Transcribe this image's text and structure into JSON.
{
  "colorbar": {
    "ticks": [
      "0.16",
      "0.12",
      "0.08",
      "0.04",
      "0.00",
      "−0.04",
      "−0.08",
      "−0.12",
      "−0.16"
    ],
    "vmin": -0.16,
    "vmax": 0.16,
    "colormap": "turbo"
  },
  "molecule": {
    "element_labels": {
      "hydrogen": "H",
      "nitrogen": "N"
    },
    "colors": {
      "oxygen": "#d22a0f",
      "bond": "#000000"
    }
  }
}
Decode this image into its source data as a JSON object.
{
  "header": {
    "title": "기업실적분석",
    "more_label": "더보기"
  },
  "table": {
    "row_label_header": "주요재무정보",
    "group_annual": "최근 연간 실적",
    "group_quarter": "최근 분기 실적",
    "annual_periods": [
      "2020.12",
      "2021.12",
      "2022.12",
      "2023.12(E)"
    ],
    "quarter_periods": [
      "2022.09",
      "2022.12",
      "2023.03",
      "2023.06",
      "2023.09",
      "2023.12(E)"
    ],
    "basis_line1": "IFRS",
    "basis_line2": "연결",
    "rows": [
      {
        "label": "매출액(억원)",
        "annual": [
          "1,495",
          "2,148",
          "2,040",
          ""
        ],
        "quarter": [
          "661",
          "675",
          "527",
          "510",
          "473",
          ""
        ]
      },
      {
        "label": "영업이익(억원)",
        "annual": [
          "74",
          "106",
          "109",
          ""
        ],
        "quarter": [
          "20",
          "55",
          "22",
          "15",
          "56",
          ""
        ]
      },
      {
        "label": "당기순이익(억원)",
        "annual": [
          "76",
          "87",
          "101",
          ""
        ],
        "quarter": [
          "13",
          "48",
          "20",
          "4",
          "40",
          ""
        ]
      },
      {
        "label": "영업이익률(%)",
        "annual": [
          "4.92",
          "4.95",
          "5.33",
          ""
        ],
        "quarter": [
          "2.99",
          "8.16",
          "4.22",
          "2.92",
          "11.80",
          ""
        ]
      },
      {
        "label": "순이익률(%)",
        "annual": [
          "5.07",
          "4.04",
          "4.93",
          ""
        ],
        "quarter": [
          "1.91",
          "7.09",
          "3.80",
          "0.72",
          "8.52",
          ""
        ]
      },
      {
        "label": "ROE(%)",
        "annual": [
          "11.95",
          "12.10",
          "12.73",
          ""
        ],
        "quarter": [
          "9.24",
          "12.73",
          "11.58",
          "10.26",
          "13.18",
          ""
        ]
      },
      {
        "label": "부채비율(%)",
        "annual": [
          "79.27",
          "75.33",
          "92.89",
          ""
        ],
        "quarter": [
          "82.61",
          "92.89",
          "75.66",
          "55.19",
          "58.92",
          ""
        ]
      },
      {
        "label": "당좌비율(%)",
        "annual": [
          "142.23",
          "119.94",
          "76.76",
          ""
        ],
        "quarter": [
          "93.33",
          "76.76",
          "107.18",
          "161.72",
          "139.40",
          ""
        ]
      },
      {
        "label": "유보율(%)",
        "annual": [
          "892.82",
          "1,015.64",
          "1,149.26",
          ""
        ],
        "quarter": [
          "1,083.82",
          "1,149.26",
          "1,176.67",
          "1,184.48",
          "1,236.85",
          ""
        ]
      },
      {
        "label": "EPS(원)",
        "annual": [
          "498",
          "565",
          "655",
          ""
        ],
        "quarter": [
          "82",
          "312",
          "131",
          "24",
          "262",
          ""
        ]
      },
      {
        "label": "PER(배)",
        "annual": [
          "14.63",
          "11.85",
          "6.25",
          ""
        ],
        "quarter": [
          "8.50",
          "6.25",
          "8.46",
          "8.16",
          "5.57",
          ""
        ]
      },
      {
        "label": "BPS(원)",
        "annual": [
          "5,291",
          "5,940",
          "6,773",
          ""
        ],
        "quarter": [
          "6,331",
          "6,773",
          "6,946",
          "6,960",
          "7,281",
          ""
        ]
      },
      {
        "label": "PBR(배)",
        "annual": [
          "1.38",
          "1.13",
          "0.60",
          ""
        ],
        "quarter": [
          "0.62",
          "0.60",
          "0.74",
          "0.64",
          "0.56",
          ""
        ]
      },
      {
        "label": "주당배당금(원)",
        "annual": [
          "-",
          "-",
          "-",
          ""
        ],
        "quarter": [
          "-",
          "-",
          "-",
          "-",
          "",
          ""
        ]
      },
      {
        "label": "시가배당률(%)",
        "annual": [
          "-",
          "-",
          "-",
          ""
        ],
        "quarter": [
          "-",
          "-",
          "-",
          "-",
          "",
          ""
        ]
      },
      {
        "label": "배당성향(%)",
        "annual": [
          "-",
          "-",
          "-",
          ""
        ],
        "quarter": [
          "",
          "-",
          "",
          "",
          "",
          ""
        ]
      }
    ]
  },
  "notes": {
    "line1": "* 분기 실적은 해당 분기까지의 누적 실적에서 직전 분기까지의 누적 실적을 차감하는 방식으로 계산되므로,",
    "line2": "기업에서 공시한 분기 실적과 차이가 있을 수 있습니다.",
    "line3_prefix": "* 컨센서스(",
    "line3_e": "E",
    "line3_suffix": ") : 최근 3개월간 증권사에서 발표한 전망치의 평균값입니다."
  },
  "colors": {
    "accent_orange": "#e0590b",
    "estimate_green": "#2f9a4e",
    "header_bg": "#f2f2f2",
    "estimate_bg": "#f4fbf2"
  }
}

§

(Given request) Show every line that contains the word "JSON".

(Solved problem)
Transcribe this image's text and structure into JSON.
Decode this image into its source data as a JSON object.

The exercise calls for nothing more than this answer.